-- start --

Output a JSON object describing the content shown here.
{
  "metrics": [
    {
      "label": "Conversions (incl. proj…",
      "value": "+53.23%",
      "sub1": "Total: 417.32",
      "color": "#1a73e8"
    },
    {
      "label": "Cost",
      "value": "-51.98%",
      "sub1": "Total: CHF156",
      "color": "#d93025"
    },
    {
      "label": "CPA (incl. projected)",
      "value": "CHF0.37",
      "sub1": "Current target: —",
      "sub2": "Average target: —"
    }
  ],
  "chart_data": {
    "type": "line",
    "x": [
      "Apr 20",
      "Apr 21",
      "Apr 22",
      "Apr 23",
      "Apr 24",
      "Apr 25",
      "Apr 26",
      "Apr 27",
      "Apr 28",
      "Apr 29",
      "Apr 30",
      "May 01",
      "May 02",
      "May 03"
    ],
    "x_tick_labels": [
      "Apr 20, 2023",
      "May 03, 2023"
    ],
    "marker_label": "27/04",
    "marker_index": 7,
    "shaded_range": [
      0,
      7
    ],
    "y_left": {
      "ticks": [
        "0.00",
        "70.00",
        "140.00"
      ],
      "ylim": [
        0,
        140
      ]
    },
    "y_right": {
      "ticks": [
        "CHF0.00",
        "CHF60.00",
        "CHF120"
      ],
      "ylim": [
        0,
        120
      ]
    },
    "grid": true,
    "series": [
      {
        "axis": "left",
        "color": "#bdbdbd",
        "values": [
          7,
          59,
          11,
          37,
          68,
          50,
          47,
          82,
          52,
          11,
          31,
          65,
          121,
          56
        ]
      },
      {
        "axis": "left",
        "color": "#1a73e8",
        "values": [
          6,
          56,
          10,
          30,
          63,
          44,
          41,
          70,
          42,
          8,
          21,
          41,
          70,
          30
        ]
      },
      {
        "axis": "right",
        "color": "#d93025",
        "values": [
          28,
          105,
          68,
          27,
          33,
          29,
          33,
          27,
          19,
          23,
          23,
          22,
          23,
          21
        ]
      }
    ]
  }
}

-- end --

Exercise goal:
From the listing above, extract all records word for word.

Response for this exercise:
Output a JSON object describing the content shown here.
{
  "metrics": [
    {
      "label": "Conversions (incl. proj…",
      "value": "+53.23%",
      "sub1": "Total: 417.32",
      "color": "#1a73e8"
    },
    {
      "label": "Cost",
      "value": "-51.98%",
      "sub1": "Total: CHF156",
      "color": "#d93025"
    },
    {
      "label": "CPA (incl. projected)",
      "value": "CHF0.37",
      "sub1": "Current target: —",
      "sub2": "Average target: —"
    }
  ],
  "chart_data": {
    "type": "line",
    "x": [
      "Apr 20",
      "Apr 21",
      "Apr 22",
      "Apr 23",
      "Apr 24",
      "Apr 25",
      "Apr 26",
      "Apr 27",
      "Apr 28",
      "Apr 29",
      "Apr 30",
      "May 01",
      "May 02",
      "May 03"
    ],
    "x_tick_labels": [
      "Apr 20, 2023",
      "May 03, 2023"
    ],
    "marker_label": "27/04",
    "marker_index": 7,
    "shaded_range": [
      0,
      7
    ],
    "y_left": {
      "ticks": [
        "0.00",
        "70.00",
        "140.00"
      ],
      "ylim": [
        0,
        140
      ]
    },
    "y_right": {
      "ticks": [
        "CHF0.00",
        "CHF60.00",
        "CHF120"
      ],
      "ylim": [
        0,
        120
      ]
    },
    "grid": true,
    "series": [
      {
        "axis": "left",
        "color": "#bdbdbd",
        "values": [
          7,
          59,
          11,
          37,
          68,
          50,
          47,
          82,
          52,
          11,
          31,
          65,
          121,
          56
        ]
      },
      {
        "axis": "left",
        "color": "#1a73e8",
        "values": [
          6,
          56,
          10,
          30,
          63,
          44,
          41,
          70,
          42,
          8,
          21,
          41,
          70,
          30
        ]
      },
      {
        "axis": "right",
        "color": "#d93025",
        "values": [
          28,
          105,
          68,
          27,
          33,
          29,
          33,
          27,
          19,
          23,
          23,
          22,
          23,
          21
        ]
      }
    ]
  }
}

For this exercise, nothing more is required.